Return every entry exactly as written.

[Collected data entries]
>>>
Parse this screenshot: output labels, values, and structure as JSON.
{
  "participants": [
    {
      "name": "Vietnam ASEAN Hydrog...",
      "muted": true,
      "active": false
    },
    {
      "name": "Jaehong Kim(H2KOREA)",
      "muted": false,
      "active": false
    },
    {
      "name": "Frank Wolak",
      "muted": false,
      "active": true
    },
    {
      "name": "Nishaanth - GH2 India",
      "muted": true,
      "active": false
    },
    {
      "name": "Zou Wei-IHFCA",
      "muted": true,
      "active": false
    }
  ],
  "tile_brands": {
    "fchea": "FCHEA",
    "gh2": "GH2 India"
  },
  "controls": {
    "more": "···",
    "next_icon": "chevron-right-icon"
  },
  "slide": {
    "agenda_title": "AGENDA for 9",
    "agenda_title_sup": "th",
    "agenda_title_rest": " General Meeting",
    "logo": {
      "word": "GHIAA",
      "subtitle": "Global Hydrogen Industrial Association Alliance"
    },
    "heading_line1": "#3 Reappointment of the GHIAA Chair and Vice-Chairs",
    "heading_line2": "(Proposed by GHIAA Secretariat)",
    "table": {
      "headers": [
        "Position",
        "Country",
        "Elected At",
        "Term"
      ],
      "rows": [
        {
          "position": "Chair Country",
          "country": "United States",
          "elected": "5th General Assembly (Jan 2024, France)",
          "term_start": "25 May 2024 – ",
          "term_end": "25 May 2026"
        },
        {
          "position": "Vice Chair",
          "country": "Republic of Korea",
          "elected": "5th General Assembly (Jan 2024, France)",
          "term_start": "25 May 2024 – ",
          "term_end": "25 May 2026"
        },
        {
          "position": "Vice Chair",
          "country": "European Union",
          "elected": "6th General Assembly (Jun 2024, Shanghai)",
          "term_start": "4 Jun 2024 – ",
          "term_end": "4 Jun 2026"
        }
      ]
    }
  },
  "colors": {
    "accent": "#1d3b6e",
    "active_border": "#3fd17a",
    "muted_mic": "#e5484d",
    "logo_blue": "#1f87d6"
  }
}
<<<
▸ **Problem solution**:
Parse this screenshot: output labels, values, and structure as JSON.
{
  "participants": [
    {
      "name": "Vietnam ASEAN Hydrog...",
      "muted": true,
      "active": false
    },
    {
      "name": "Jaehong Kim(H2KOREA)",
      "muted": false,
      "active": false
    },
    {
      "name": "Frank Wolak",
      "muted": false,
      "active": true
    },
    {
      "name": "Nishaanth - GH2 India",
      "muted": true,
      "active": false
    },
    {
      "name": "Zou Wei-IHFCA",
      "muted": true,
      "active": false
    }
  ],
  "tile_brands": {
    "fchea": "FCHEA",
    "gh2": "GH2 India"
  },
  "controls": {
    "more": "···",
    "next_icon": "chevron-right-icon"
  },
  "slide": {
    "agenda_title": "AGENDA for 9",
    "agenda_title_sup": "th",
    "agenda_title_rest": " General Meeting",
    "logo": {
      "word": "GHIAA",
      "subtitle": "Global Hydrogen Industrial Association Alliance"
    },
    "heading_line1": "#3 Reappointment of the GHIAA Chair and Vice-Chairs",
    "heading_line2": "(Proposed by GHIAA Secretariat)",
    "table": {
      "headers": [
        "Position",
        "Country",
        "Elected At",
        "Term"
      ],
      "rows": [
        {
          "position": "Chair Country",
          "country": "United States",
          "elected": "5th General Assembly (Jan 2024, France)",
          "term_start": "25 May 2024 – ",
          "term_end": "25 May 2026"
        },
        {
          "position": "Vice Chair",
          "country": "Republic of Korea",
          "elected": "5th General Assembly (Jan 2024, France)",
          "term_start": "25 May 2024 – ",
          "term_end": "25 May 2026"
        },
        {
          "position": "Vice Chair",
          "country": "European Union",
          "elected": "6th General Assembly (Jun 2024, Shanghai)",
          "term_start": "4 Jun 2024 – ",
          "term_end": "4 Jun 2026"
        }
      ]
    }
  },
  "colors": {
    "accent": "#1d3b6e",
    "active_border": "#3fd17a",
    "muted_mic": "#e5484d",
    "logo_blue": "#1f87d6"
  }
}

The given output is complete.